▶ Set task
How many lines in the entries below contain "activities"? Answer with the number only.

── Material supplied

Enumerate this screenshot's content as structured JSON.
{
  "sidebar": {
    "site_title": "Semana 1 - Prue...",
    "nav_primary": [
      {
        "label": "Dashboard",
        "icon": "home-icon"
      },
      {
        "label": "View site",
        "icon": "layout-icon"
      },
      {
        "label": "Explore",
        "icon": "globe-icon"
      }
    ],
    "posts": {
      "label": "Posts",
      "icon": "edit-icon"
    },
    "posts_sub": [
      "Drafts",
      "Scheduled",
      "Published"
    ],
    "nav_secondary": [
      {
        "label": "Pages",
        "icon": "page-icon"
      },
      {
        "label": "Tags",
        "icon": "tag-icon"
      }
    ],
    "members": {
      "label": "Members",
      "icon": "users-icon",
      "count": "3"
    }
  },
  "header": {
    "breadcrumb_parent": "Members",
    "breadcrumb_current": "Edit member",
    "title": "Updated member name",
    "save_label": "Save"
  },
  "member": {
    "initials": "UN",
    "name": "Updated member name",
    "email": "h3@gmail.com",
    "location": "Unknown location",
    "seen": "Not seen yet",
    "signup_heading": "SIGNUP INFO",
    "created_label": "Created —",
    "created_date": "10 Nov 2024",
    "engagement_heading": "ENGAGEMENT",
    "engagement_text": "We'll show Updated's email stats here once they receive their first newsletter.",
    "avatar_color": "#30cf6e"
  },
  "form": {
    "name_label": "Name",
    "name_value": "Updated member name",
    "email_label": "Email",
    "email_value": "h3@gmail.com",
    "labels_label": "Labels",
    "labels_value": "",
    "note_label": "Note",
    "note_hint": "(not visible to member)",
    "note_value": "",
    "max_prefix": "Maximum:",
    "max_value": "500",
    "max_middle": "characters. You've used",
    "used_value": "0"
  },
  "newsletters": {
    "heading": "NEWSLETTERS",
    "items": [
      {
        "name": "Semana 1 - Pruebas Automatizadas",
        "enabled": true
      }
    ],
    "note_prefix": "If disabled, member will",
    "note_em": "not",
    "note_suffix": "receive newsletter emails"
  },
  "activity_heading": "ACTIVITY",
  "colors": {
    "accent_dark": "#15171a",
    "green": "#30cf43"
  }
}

────
── Material supplied

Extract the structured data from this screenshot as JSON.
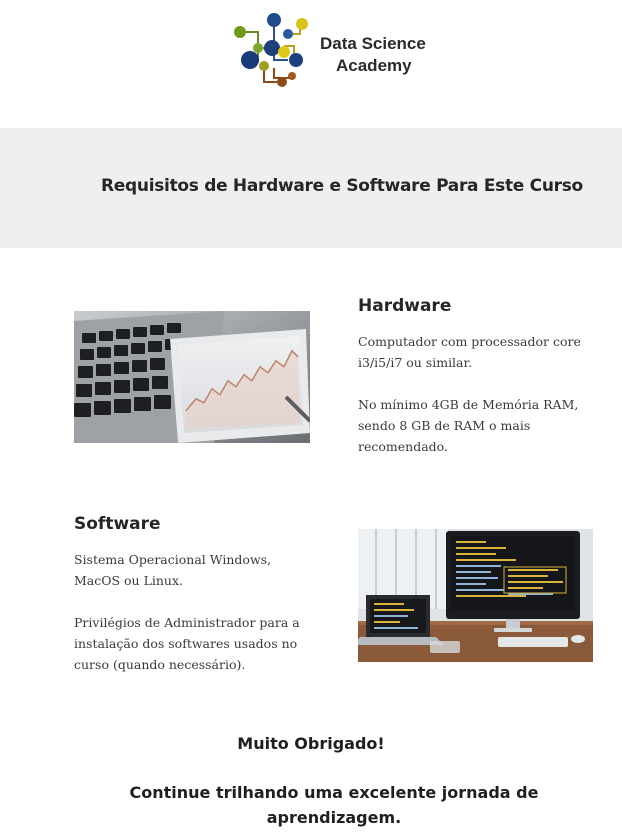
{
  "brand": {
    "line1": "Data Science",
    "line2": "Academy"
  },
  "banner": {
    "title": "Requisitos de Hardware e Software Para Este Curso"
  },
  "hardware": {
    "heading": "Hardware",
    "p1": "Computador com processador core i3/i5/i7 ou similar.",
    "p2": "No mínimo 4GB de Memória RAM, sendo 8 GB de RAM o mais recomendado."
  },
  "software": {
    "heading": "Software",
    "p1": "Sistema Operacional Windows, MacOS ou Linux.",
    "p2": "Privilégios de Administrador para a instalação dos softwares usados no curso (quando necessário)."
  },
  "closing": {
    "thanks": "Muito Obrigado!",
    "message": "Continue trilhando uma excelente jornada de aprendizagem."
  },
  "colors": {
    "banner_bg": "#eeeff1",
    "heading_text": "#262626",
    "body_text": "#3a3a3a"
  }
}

────
── Material supplied

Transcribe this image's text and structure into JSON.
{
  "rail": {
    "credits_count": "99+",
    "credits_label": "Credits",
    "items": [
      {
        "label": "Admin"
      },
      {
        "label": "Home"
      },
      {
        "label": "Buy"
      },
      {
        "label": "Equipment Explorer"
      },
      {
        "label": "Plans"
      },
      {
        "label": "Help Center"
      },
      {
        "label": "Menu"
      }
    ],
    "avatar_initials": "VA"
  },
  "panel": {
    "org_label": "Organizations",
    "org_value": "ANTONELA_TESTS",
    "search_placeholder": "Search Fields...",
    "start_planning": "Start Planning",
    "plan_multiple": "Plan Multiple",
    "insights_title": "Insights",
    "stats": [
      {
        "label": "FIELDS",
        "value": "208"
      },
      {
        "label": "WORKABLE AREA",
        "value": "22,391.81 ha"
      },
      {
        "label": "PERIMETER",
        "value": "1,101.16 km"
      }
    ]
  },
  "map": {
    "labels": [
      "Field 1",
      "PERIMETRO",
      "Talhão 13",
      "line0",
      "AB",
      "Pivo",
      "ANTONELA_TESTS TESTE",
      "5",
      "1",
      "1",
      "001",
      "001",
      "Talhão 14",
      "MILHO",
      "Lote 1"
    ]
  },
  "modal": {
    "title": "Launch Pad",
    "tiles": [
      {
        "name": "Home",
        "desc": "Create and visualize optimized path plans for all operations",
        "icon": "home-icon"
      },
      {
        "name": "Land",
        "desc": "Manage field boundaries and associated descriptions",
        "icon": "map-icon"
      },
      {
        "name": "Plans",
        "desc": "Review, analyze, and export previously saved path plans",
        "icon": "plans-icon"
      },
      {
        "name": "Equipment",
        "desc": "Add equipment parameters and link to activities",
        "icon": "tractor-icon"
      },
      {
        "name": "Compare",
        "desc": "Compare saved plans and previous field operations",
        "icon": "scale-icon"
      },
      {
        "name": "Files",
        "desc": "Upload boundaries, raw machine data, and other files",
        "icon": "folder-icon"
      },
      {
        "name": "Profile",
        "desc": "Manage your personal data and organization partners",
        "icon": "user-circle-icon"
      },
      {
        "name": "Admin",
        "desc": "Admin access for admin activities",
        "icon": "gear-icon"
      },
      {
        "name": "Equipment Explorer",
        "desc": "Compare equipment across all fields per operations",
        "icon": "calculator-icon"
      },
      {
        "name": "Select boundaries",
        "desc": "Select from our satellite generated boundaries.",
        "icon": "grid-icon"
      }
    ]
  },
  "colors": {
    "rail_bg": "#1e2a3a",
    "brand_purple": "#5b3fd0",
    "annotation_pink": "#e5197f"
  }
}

────

▶ Written solution
2